START RECORDS FOR THE TASK
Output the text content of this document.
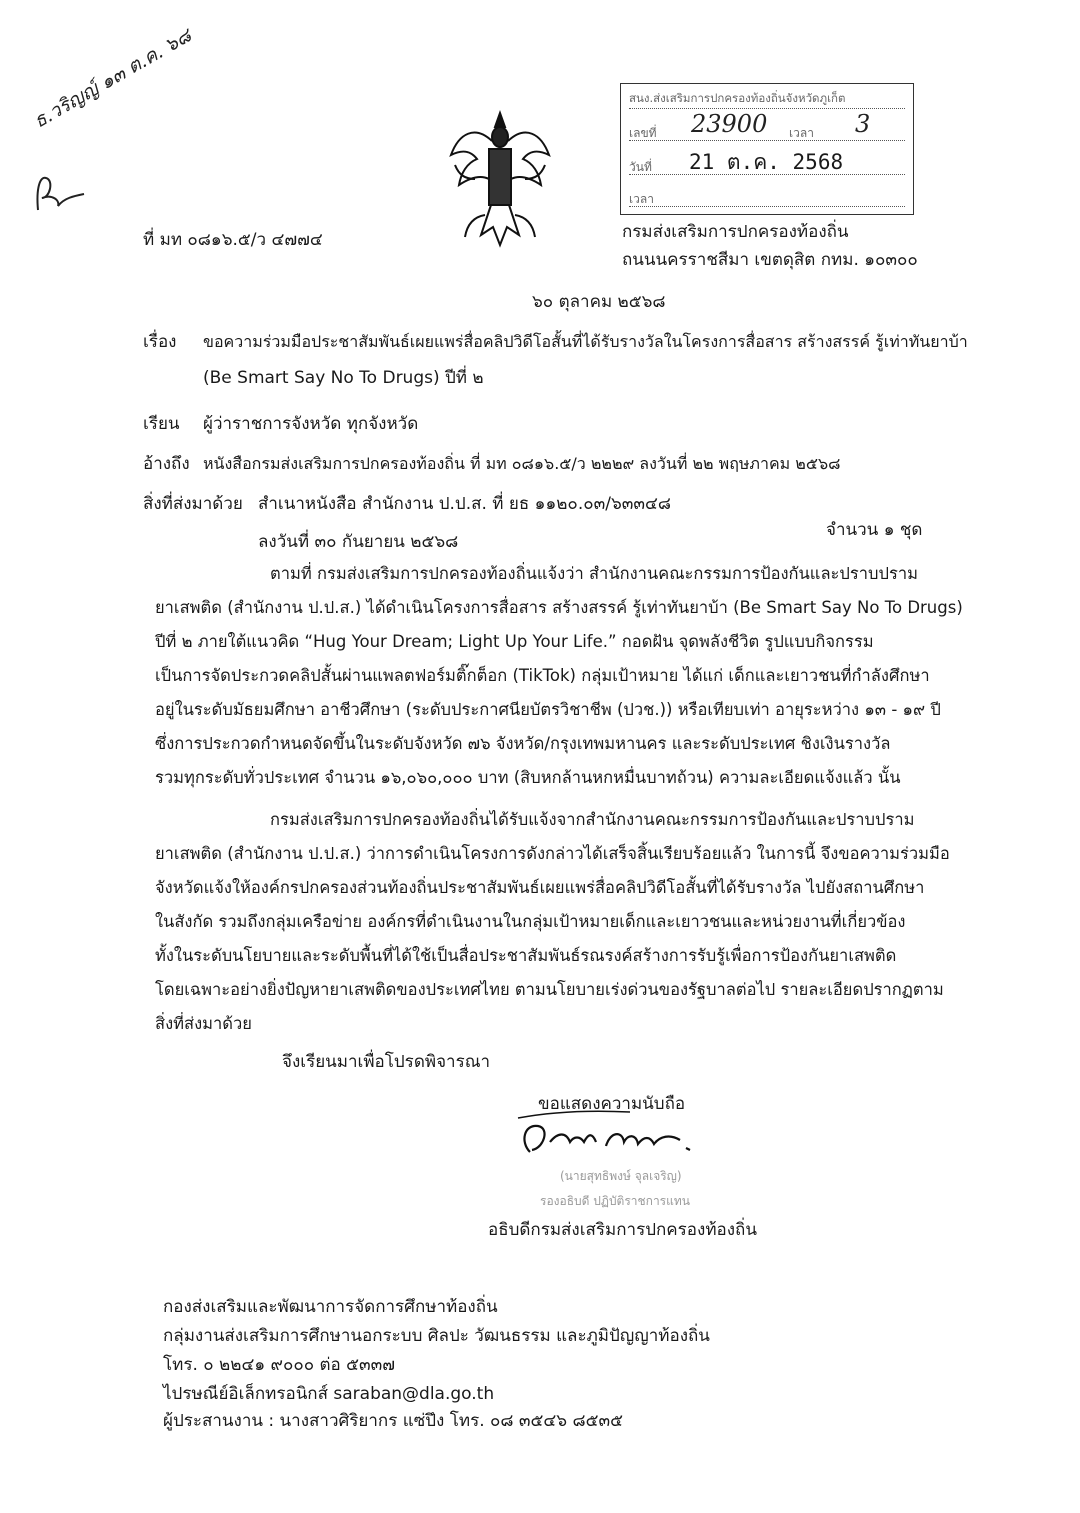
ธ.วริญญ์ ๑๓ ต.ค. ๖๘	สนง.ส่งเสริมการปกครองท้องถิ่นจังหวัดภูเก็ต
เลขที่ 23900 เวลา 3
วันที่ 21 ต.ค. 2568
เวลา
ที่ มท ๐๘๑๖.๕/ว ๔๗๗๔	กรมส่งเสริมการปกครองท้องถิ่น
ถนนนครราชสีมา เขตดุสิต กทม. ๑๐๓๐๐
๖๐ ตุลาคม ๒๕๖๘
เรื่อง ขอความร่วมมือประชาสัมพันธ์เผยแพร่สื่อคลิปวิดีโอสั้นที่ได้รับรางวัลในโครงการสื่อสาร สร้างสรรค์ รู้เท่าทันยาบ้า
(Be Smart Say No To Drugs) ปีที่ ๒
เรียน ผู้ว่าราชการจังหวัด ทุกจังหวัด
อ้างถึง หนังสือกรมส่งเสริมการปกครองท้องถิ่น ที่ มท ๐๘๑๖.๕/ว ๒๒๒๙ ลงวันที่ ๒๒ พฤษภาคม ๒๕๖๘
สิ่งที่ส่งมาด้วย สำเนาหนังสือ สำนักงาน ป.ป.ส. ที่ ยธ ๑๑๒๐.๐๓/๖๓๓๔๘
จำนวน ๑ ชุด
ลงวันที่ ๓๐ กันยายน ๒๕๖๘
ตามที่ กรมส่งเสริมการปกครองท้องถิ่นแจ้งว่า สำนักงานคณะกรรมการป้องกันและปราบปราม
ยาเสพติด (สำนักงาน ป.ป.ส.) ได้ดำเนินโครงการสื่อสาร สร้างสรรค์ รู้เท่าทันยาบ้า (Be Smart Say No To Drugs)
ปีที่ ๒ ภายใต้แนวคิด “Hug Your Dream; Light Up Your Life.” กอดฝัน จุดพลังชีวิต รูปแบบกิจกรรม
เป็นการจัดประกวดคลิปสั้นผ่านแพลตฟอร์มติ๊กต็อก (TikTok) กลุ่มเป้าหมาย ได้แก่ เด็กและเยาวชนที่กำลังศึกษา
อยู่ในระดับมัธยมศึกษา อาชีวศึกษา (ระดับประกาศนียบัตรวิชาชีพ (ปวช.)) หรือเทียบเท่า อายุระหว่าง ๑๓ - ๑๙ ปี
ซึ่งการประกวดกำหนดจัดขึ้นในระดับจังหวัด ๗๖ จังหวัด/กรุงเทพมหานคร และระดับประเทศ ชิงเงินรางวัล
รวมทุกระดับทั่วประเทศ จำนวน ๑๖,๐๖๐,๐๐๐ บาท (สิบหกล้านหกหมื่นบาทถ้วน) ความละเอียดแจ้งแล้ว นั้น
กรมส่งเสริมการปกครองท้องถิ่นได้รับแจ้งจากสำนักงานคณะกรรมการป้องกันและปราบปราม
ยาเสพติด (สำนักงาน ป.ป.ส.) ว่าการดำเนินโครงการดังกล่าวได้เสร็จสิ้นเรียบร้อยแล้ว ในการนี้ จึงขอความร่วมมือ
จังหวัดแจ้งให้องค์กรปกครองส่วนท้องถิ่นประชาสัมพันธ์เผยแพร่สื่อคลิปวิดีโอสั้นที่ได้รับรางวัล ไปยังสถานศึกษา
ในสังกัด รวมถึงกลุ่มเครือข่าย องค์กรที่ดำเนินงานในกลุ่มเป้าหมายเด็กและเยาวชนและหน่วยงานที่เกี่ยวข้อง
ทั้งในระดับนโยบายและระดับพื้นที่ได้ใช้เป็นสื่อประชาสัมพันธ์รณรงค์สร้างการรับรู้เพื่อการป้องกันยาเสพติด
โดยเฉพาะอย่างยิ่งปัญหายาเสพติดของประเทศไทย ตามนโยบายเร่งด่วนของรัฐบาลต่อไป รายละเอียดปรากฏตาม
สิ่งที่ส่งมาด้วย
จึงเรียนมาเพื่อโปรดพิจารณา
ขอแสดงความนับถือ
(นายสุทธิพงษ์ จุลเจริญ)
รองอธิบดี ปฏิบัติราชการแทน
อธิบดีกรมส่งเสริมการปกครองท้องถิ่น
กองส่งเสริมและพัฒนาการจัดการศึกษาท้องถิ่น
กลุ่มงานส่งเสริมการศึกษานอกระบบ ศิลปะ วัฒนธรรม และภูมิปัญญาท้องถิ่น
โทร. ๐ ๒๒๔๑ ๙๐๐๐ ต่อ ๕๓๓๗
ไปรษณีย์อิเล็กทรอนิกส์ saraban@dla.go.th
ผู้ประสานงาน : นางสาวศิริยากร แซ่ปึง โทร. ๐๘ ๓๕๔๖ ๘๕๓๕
END RECORDS FOR THE TASK
START RECORDS FOR THE TASK
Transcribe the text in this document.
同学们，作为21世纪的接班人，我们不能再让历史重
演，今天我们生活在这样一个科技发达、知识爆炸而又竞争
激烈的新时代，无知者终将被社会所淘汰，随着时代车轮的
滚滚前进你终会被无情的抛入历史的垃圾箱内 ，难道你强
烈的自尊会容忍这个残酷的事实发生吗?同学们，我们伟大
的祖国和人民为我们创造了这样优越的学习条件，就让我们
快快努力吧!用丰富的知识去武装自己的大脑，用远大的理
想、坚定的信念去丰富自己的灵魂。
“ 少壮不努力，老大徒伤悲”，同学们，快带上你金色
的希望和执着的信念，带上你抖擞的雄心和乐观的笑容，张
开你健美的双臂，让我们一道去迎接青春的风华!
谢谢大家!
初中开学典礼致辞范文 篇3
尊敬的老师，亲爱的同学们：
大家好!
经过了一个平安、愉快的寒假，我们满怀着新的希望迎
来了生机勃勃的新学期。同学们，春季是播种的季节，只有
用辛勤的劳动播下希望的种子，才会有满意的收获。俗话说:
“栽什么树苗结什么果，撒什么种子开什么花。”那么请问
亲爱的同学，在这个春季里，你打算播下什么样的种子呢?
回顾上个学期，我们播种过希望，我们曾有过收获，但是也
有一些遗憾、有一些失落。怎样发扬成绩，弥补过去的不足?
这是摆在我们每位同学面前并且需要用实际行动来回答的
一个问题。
END RECORDS FOR THE TASK
START RECORDS FOR THE TASK
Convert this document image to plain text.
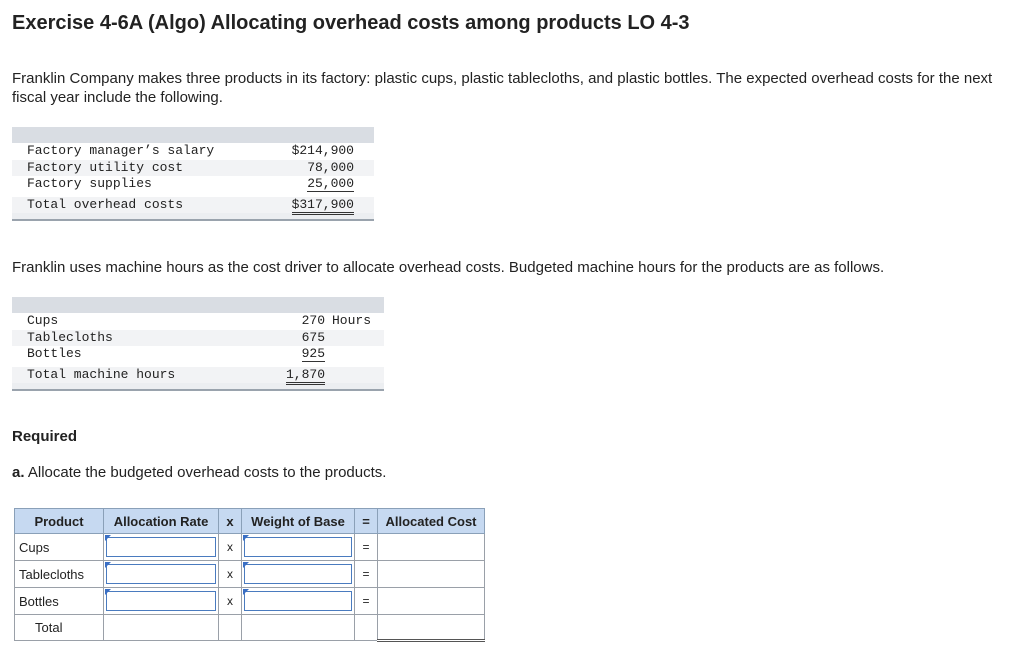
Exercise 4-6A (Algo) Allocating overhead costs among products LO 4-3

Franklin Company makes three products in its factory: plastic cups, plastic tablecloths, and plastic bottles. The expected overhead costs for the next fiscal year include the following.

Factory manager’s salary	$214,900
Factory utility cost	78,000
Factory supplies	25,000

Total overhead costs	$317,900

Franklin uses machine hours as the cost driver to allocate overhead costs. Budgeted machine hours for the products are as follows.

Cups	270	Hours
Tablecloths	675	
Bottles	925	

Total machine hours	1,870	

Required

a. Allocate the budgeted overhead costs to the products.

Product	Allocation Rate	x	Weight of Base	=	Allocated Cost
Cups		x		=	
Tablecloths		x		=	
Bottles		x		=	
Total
END RECORDS FOR THE TASK
PROBLEM STATEMENT = Copy all lines from the material that hold "างสรรค".

WRITTEN SOLUTION =
เรื่อง ขอความร่วมมือประชาสัมพันธ์เผยแพร่สื่อคลิปวิดีโอสั้นที่ได้รับรางวัลในโครงการสื่อสาร สร้างสรรค์ รู้เท่าทันยาบ้า
ยาเสพติด (สำนักงาน ป.ป.ส.) ได้ดำเนินโครงการสื่อสาร สร้างสรรค์ รู้เท่าทันยาบ้า (Be Smart Say No To Drugs)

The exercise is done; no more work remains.